The 0.1 percentage point rise in unemployment came after an identical increase in December, but the jobless rate remains historically low and below the 4.2 per cent figure recorded in July.
The participation rate rose to a fresh record high of 67.3 per cent, said the bureau's head of labour statistics Bjorn Jarvis.
"Most of the rise in both employment and unemployment in January reflected rises for women, with female employment rising by 44,000 and unemployment by 24,000," he said on Thursday.
"In contrast, male employment and unemployment both changed by less than 1,000 people."
Strength in the labour market has been a bright spot in the economy, with the government welcoming the fact few workers had to lose their jobs to bring down inflation.
"Labor’s reason for being is to ensure more people are working, earning more and keeping more of what they earn and this shows once again we are heading in the right direction," said Treasurer Jim Chalmers.

→ Listed entries
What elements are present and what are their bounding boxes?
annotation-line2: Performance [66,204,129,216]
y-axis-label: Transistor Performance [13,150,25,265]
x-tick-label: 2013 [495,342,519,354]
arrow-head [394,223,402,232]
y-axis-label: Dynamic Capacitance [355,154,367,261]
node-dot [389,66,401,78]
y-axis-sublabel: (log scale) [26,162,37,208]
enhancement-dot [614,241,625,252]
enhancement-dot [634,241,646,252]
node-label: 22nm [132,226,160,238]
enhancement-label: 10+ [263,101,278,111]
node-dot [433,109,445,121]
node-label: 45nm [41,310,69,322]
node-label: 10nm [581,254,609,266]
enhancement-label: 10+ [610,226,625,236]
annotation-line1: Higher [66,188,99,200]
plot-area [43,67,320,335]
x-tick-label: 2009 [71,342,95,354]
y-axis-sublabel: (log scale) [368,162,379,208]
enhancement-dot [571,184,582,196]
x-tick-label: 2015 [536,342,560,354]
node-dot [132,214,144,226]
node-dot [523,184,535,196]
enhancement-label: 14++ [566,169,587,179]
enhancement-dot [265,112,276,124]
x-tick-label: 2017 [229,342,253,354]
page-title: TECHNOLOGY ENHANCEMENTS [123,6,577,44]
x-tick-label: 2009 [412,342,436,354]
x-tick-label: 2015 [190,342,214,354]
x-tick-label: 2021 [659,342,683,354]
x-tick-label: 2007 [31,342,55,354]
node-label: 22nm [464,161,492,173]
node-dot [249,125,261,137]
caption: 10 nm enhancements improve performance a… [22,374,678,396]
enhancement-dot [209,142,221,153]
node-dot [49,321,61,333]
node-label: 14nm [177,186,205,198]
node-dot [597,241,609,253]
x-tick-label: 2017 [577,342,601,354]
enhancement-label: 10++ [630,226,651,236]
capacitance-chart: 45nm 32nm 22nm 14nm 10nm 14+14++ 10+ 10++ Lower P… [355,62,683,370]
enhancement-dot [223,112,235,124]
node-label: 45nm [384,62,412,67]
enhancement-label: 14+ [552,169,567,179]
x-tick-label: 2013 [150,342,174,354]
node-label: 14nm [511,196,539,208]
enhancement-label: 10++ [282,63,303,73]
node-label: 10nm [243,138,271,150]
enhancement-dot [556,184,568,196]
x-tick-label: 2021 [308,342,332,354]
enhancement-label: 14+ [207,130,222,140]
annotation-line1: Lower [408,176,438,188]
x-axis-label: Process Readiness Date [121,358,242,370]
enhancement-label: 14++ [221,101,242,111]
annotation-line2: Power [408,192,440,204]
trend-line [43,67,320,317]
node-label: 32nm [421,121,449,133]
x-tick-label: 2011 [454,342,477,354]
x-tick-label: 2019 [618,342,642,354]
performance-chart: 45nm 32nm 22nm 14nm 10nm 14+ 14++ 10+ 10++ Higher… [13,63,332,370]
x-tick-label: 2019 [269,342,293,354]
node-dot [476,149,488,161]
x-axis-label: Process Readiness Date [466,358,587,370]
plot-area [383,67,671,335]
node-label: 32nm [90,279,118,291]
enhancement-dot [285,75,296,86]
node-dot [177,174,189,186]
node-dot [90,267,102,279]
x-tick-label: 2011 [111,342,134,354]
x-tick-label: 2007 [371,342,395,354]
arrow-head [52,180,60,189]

→ Challenges
[1] In the unemployment passage, what record high did the participation rate reach?
[2] Transcribe the stretch of the unemployment passage from "The 0.1 percentage" through "said on Thursday.".
The listing is separate material with no connection to the unemployment passage.

→ Responses in order
[1] The participation rate reached a fresh record high of 67.3 per cent.

[2]
The 0.1 percentage point rise in unemployment came after an identical increase in December, but the jobless rate remains historically low and below the 4.2 per cent figure recorded in July.
The participation rate rose to a fresh record high of 67.3 per cent, said the bureau's head of labour statistics Bjorn Jarvis.
"Most of the rise in both employment and unemployment in January reflected rises for women, with female employment rising by 44,000 and unemployment by 24,000," he said on Thursday.